Extracted records
^^^^

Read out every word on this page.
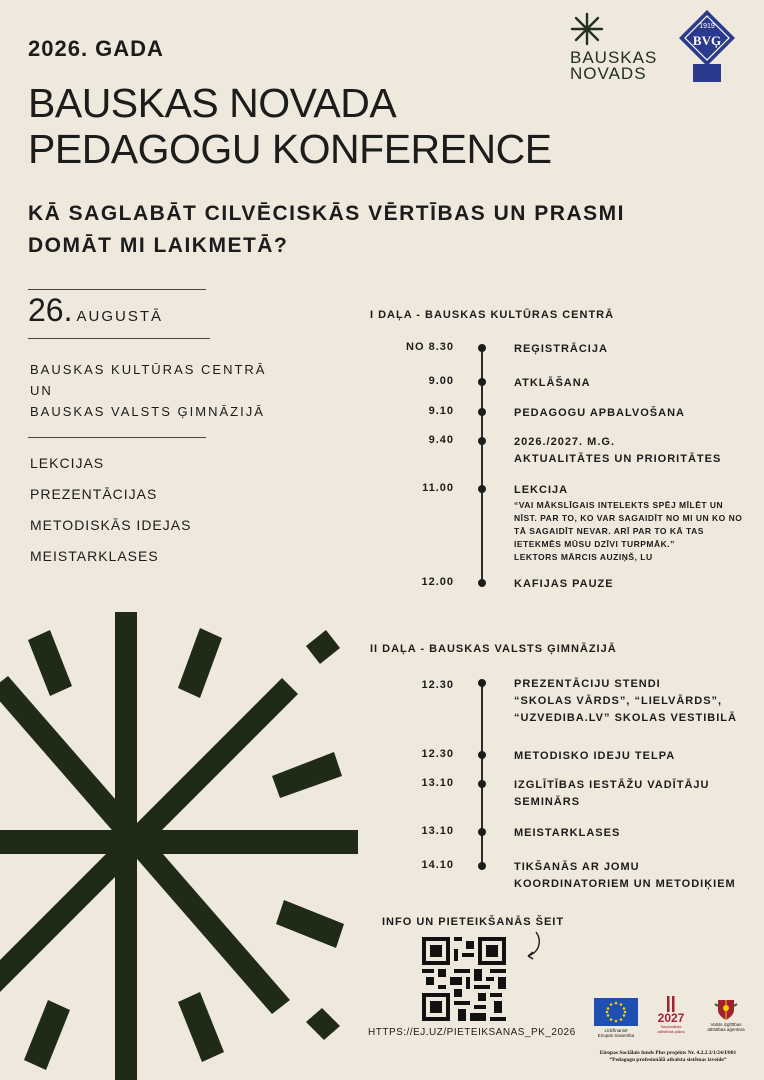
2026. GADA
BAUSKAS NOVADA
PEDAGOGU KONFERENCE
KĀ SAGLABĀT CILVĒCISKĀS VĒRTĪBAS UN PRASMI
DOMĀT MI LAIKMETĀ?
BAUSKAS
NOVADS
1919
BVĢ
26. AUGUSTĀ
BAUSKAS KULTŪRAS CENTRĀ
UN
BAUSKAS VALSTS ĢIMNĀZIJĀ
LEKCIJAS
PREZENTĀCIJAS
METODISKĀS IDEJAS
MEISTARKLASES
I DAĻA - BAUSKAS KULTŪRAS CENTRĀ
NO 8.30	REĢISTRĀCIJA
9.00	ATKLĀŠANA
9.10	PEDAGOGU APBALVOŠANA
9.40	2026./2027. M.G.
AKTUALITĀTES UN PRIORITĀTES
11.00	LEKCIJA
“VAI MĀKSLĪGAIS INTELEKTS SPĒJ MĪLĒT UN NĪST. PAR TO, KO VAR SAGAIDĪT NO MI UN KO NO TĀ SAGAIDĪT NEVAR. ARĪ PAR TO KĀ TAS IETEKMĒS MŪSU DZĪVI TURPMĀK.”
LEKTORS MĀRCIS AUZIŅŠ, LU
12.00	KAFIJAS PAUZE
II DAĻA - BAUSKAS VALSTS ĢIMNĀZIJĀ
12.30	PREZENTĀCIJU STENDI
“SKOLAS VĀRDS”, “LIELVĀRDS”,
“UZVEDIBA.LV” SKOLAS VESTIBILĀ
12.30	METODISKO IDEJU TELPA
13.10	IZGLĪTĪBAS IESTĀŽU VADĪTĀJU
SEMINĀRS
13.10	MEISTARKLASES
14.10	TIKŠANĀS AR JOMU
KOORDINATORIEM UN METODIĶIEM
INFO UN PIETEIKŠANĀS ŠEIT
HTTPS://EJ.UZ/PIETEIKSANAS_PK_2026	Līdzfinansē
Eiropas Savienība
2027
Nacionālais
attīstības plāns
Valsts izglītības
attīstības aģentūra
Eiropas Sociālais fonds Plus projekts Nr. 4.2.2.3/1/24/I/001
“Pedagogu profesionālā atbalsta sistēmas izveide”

^^^^

Repeat the data exactly, dropping every picture it holds.

- Solution -
Read out every word on this page.
2026. GADA
BAUSKAS NOVADA
PEDAGOGU KONFERENCE
KĀ SAGLABĀT CILVĒCISKĀS VĒRTĪBAS UN PRASMI
DOMĀT MI LAIKMETĀ?
BAUSKAS
NOVADS
1919
BVĢ
26. AUGUSTĀ
BAUSKAS KULTŪRAS CENTRĀ
UN
BAUSKAS VALSTS ĢIMNĀZIJĀ
LEKCIJAS
PREZENTĀCIJAS
METODISKĀS IDEJAS
MEISTARKLASES
I DAĻA - BAUSKAS KULTŪRAS CENTRĀ
NO 8.30	REĢISTRĀCIJA
9.00	ATKLĀŠANA
9.10	PEDAGOGU APBALVOŠANA
9.40	2026./2027. M.G.
AKTUALITĀTES UN PRIORITĀTES
11.00	LEKCIJA
“VAI MĀKSLĪGAIS INTELEKTS SPĒJ MĪLĒT UN NĪST. PAR TO, KO VAR SAGAIDĪT NO MI UN KO NO TĀ SAGAIDĪT NEVAR. ARĪ PAR TO KĀ TAS IETEKMĒS MŪSU DZĪVI TURPMĀK.”
LEKTORS MĀRCIS AUZIŅŠ, LU
12.00	KAFIJAS PAUZE
II DAĻA - BAUSKAS VALSTS ĢIMNĀZIJĀ
12.30	PREZENTĀCIJU STENDI
“SKOLAS VĀRDS”, “LIELVĀRDS”,
“UZVEDIBA.LV” SKOLAS VESTIBILĀ
12.30	METODISKO IDEJU TELPA
13.10	IZGLĪTĪBAS IESTĀŽU VADĪTĀJU
SEMINĀRS
13.10	MEISTARKLASES
14.10	TIKŠANĀS AR JOMU
KOORDINATORIEM UN METODIĶIEM
INFO UN PIETEIKŠANĀS ŠEIT
HTTPS://EJ.UZ/PIETEIKSANAS_PK_2026	Līdzfinansē
Eiropas Savienība
2027
Nacionālais
attīstības plāns
Valsts izglītības
attīstības aģentūra
Eiropas Sociālais fonds Plus projekts Nr. 4.2.2.3/1/24/I/001
“Pedagogu profesionālā atbalsta sistēmas izveide”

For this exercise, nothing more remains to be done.